(Data records)
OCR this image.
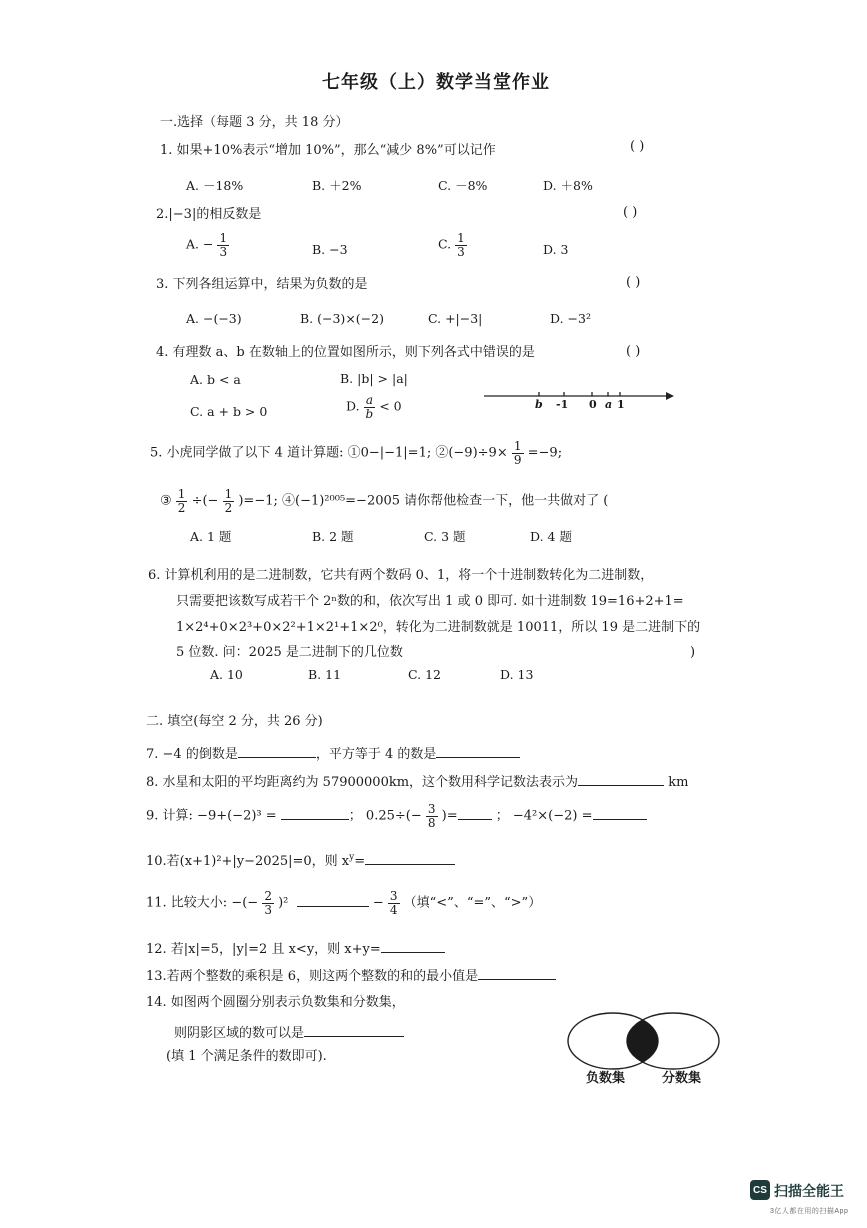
七年级（上）数学当堂作业
一.选择（每题 3 分，共 18 分）
1. 如果+10%表示“增加 10%”，那么“减少 8%”可以记作	( )
A. －18%	B. ＋2%	C. －8%	D. ＋8%
2.|−3|的相反数是	( )
A. − $\frac{1}{3}$	B. −3	C. $\frac{1}{3}$	D. 3
3. 下列各组运算中，结果为负数的是	( )
A. −(−3)	B. (−3)×(−2)	C. +|−3|	D. −3²
4. 有理数 a、b 在数轴上的位置如图所示，则下列各式中错误的是	( )
A. b < a	B. |b| > |a|
C. a + b > 0	D. $\frac{a}{b} < 0$	b -1 0 a 1
5. 小虎同学做了以下 4 道计算题: ①0−|−1|=1; ②(−9)÷9× $\frac{1}{9} =-9$;
③ $\frac{1}{2}$ ÷(− $\frac{1}{2} )=-1$; ④(−1)²⁰⁰⁵=−2005 请你帮他检查一下，他一共做对了 (
A. 1 题	B. 2 题	C. 3 题	D. 4 题
6. 计算机利用的是二进制数，它共有两个数码 0、1，将一个十进制数转化为二进制数，
只需要把该数写成若干个 2ⁿ数的和，依次写出 1 或 0 即可. 如十进制数 19=16+2+1=
1×2⁴+0×2³+0×2²+1×2¹+1×2⁰，转化为二进制数就是 10011，所以 19 是二进制下的
5 位数. 问：2025 是二进制下的几位数	)
A. 10	B. 11	C. 12	D. 13
二. 填空(每空 2 分，共 26 分)
7. −4 的倒数是	，平方等于 4 的数是
8. 水星和太阳的平均距离约为 57900000km，这个数用科学记数法表示为	km
9. 计算: −9+(−2)³ =	； $0.25\div(- \frac{3}{8}$ )=	； −4²×(−2) =
10.若(x+1)²+|y−2025|=0，则 $x^y=$
11. 比较大小: −(− $\frac{2}{3} )^2$	− $\frac{3}{4}$ （填“<”、“=”、“>”）
12. 若|x|=5，|y|=2 且 x<y，则 x+y=
13.若两个整数的乘积是 6，则这两个整数的和的最小值是
14. 如图两个圆圈分别表示负数集和分数集，
则阴影区域的数可以是
(填 1 个满足条件的数即可).
负数集	分数集
CS 扫描全能王
3亿人都在用的扫描App
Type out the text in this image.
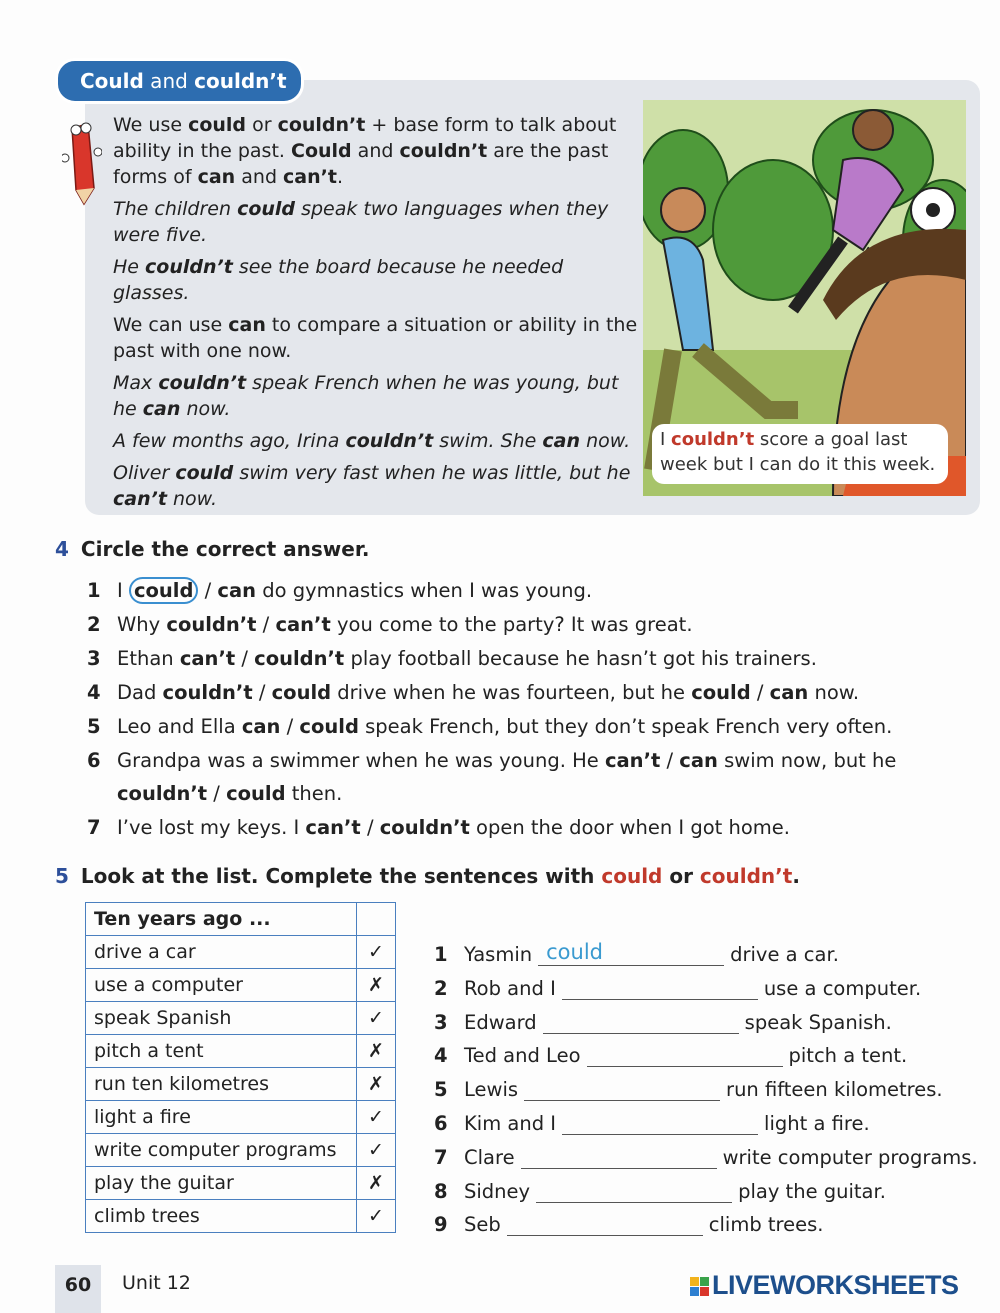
Could and couldn’t

We use could or couldn’t + base form to talk about ability in the past. Could and couldn’t are the past forms of can and can’t.

The children could speak two languages when they were five.

He couldn’t see the board because he needed glasses.

We can use can to compare a situation or ability in the past with one now.

Max couldn’t speak French when he was young, but he can now.

A few months ago, Irina couldn’t swim. She can now.

Oliver could swim very fast when he was little, but he can’t now.

I couldn’t score a goal last week but I can do it this week.
4 Circle the correct answer.
1 I could / can do gymnastics when I was young.
2 Why couldn’t / can’t you come to the party? It was great.
3 Ethan can’t / couldn’t play football because he hasn’t got his trainers.
4 Dad couldn’t / could drive when he was fourteen, but he could / can now.
5 Leo and Ella can / could speak French, but they don’t speak French very often.
6 Grandpa was a swimmer when he was young. He can’t / can swim now, but he couldn’t / could then.
7 I’ve lost my keys. I can’t / couldn’t open the door when I got home.
5 Look at the list. Complete the sentences with could or couldn’t.
Ten years ago ...	
drive a car	✓
use a computer	✗
speak Spanish	✓
pitch a tent	✗
run ten kilometres	✗
light a fire	✓
write computer programs	✓
play the guitar	✗
climb trees	✓
1 Yasmin
could	drive a car.
2 Rob and I	use a computer.
3 Edward	speak Spanish.
4 Ted and Leo	pitch a tent.
5 Lewis	run fifteen kilometres.
6 Kim and I	light a fire.
7 Clare	write computer programs.
8 Sidney	play the guitar.
9 Seb	climb trees.
60	Unit 12	LIVEWORKSHEETS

The request =>
Skip the images and write out the rest of the listing exactly.

Solution to this task =>
OCR this image.
七年级（上）数学当堂作业
一.选择（每题 3 分，共 18 分）
1. 如果+10%表示“增加 10%”，那么“减少 8%”可以记作	( )
A. －18%	B. ＋2%	C. －8%	D. ＋8%
2.|−3|的相反数是	( )
A. − $\frac{1}{3}$	B. −3	C. $\frac{1}{3}$	D. 3
3. 下列各组运算中，结果为负数的是	( )
A. −(−3)	B. (−3)×(−2)	C. +|−3|	D. −3²
4. 有理数 a、b 在数轴上的位置如图所示，则下列各式中错误的是	( )
A. b < a	B. |b| > |a|
C. a + b > 0	D. $\frac{a}{b} < 0$	b -1 0 a 1
5. 小虎同学做了以下 4 道计算题: ①0−|−1|=1; ②(−9)÷9× $\frac{1}{9} =-9$;
③ $\frac{1}{2}$ ÷(− $\frac{1}{2} )=-1$; ④(−1)²⁰⁰⁵=−2005 请你帮他检查一下，他一共做对了 (
A. 1 题	B. 2 题	C. 3 题	D. 4 题
6. 计算机利用的是二进制数，它共有两个数码 0、1，将一个十进制数转化为二进制数，
只需要把该数写成若干个 2ⁿ数的和，依次写出 1 或 0 即可. 如十进制数 19=16+2+1=
1×2⁴+0×2³+0×2²+1×2¹+1×2⁰，转化为二进制数就是 10011，所以 19 是二进制下的
5 位数. 问：2025 是二进制下的几位数	)
A. 10	B. 11	C. 12	D. 13
二. 填空(每空 2 分，共 26 分)
7. −4 的倒数是	，平方等于 4 的数是
8. 水星和太阳的平均距离约为 57900000km，这个数用科学记数法表示为	km
9. 计算: −9+(−2)³ =	； $0.25\div(- \frac{3}{8}$ )=	； −4²×(−2) =
10.若(x+1)²+|y−2025|=0，则 $x^y=$
11. 比较大小: −(− $\frac{2}{3} )^2$	− $\frac{3}{4}$ （填“<”、“=”、“>”）
12. 若|x|=5，|y|=2 且 x<y，则 x+y=
13.若两个整数的乘积是 6，则这两个整数的和的最小值是
14. 如图两个圆圈分别表示负数集和分数集，
则阴影区域的数可以是
(填 1 个满足条件的数即可).
负数集	分数集
CS 扫描全能王
3亿人都在用的扫描App
Type out the text in this image.
Could and couldn’t

We use could or couldn’t + base form to talk about ability in the past. Could and couldn’t are the past forms of can and can’t.

The children could speak two languages when they were five.

He couldn’t see the board because he needed glasses.

We can use can to compare a situation or ability in the past with one now.

Max couldn’t speak French when he was young, but he can now.

A few months ago, Irina couldn’t swim. She can now.

Oliver could swim very fast when he was little, but he can’t now.

I couldn’t score a goal last week but I can do it this week.
4 Circle the correct answer.
1 I could / can do gymnastics when I was young.
2 Why couldn’t / can’t you come to the party? It was great.
3 Ethan can’t / couldn’t play football because he hasn’t got his trainers.
4 Dad couldn’t / could drive when he was fourteen, but he could / can now.
5 Leo and Ella can / could speak French, but they don’t speak French very often.
6 Grandpa was a swimmer when he was young. He can’t / can swim now, but he couldn’t / could then.
7 I’ve lost my keys. I can’t / couldn’t open the door when I got home.
5 Look at the list. Complete the sentences with could or couldn’t.
Ten years ago ...	
drive a car	✓
use a computer	✗
speak Spanish	✓
pitch a tent	✗
run ten kilometres	✗
light a fire	✓
write computer programs	✓
play the guitar	✗
climb trees	✓
1 Yasmin
could	drive a car.
2 Rob and I	use a computer.
3 Edward	speak Spanish.
4 Ted and Leo	pitch a tent.
5 Lewis	run fifteen kilometres.
6 Kim and I	light a fire.
7 Clare	write computer programs.
8 Sidney	play the guitar.
9 Seb	climb trees.
60	Unit 12	LIVEWORKSHEETS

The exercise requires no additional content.